• Objective
For the entries that follow, tally the lines holding the string "this". Give the total and nothing else.

• Data
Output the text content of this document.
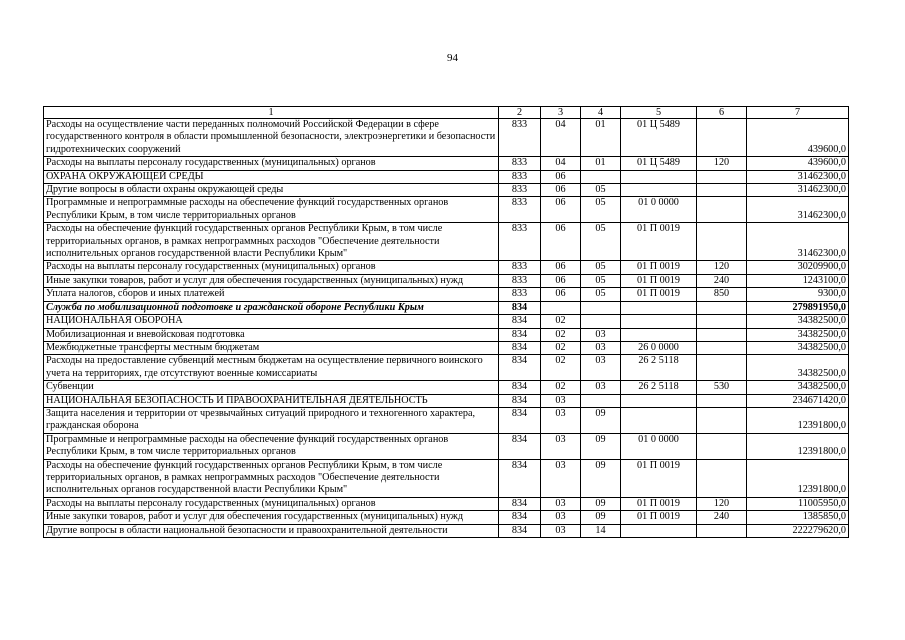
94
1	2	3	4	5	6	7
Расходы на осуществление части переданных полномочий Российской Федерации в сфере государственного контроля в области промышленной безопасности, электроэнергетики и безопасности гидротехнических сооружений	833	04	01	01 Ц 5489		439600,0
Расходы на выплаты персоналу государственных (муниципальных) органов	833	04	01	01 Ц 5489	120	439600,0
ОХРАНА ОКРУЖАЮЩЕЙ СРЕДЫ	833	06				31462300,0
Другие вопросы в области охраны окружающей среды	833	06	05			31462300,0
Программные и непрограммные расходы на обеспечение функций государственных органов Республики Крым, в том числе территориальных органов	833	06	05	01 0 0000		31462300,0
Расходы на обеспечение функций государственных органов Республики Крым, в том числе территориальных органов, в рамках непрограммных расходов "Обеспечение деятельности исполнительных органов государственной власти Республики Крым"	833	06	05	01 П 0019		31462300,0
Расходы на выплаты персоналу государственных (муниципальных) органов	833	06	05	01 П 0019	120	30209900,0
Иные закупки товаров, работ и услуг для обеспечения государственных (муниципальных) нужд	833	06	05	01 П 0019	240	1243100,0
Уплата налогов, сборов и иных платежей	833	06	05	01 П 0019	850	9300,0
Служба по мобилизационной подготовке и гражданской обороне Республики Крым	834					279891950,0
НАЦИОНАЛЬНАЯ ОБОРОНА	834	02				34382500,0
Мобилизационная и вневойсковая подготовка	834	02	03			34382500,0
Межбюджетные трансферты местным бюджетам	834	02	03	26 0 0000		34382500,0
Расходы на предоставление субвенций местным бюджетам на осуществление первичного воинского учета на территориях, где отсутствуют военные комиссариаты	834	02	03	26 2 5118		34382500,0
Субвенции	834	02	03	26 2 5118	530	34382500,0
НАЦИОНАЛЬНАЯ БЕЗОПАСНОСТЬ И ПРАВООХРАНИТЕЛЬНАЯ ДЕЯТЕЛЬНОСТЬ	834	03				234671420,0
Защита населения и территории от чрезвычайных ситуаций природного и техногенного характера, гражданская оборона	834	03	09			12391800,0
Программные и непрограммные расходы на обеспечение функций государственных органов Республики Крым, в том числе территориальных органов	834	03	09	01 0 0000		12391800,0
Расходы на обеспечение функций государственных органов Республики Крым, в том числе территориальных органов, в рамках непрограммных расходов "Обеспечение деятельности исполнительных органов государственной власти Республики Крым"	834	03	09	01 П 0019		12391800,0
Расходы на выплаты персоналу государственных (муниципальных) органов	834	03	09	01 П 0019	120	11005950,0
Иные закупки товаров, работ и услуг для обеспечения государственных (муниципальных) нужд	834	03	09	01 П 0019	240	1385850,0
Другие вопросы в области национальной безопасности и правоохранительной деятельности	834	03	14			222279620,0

--

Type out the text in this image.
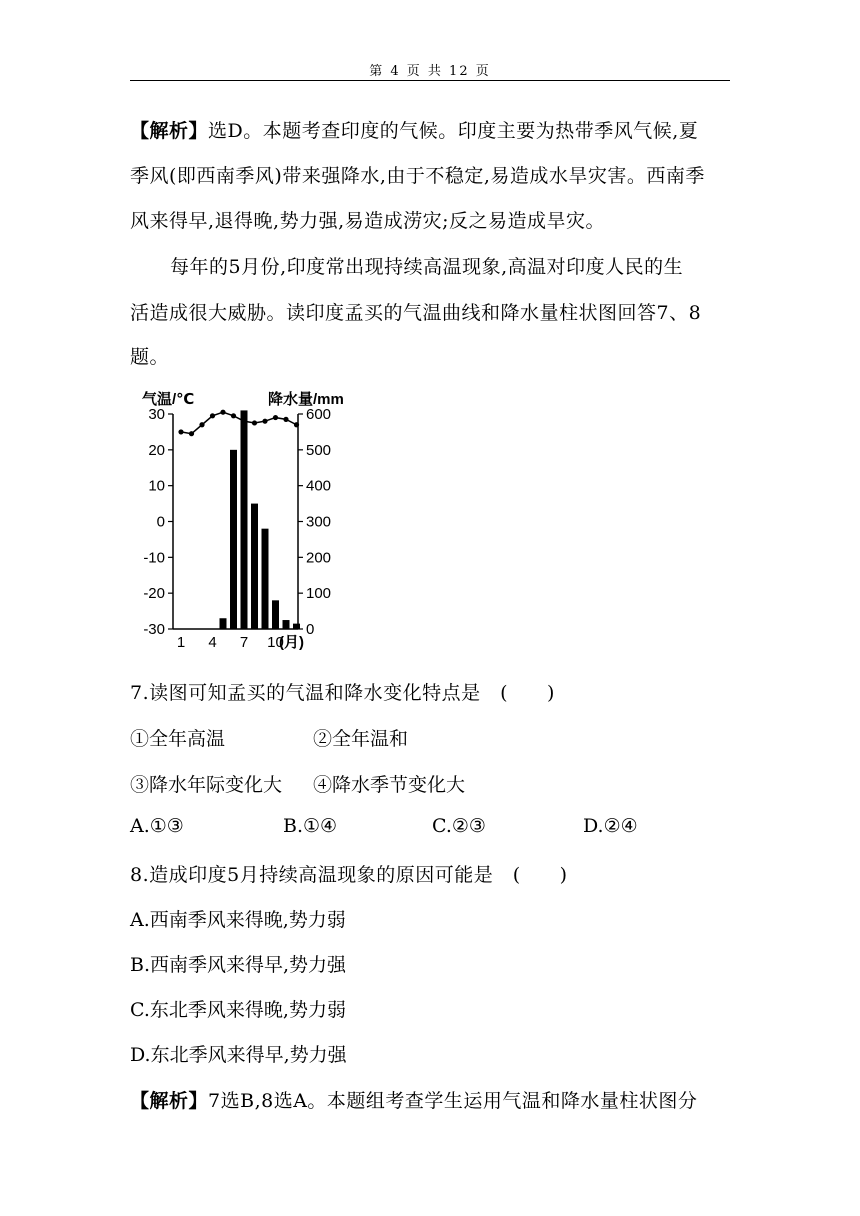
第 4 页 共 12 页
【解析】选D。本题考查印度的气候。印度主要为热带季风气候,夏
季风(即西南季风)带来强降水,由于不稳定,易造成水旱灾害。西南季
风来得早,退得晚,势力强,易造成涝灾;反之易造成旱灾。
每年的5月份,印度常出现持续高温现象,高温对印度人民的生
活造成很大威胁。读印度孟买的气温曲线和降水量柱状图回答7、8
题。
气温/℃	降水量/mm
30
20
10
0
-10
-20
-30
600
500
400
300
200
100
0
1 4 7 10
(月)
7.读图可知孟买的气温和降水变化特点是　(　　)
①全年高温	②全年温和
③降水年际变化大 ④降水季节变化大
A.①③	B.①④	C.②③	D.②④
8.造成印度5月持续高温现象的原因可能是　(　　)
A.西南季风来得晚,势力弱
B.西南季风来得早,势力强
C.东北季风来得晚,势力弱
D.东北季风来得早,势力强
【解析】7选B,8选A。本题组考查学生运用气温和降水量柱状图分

• Task answer
2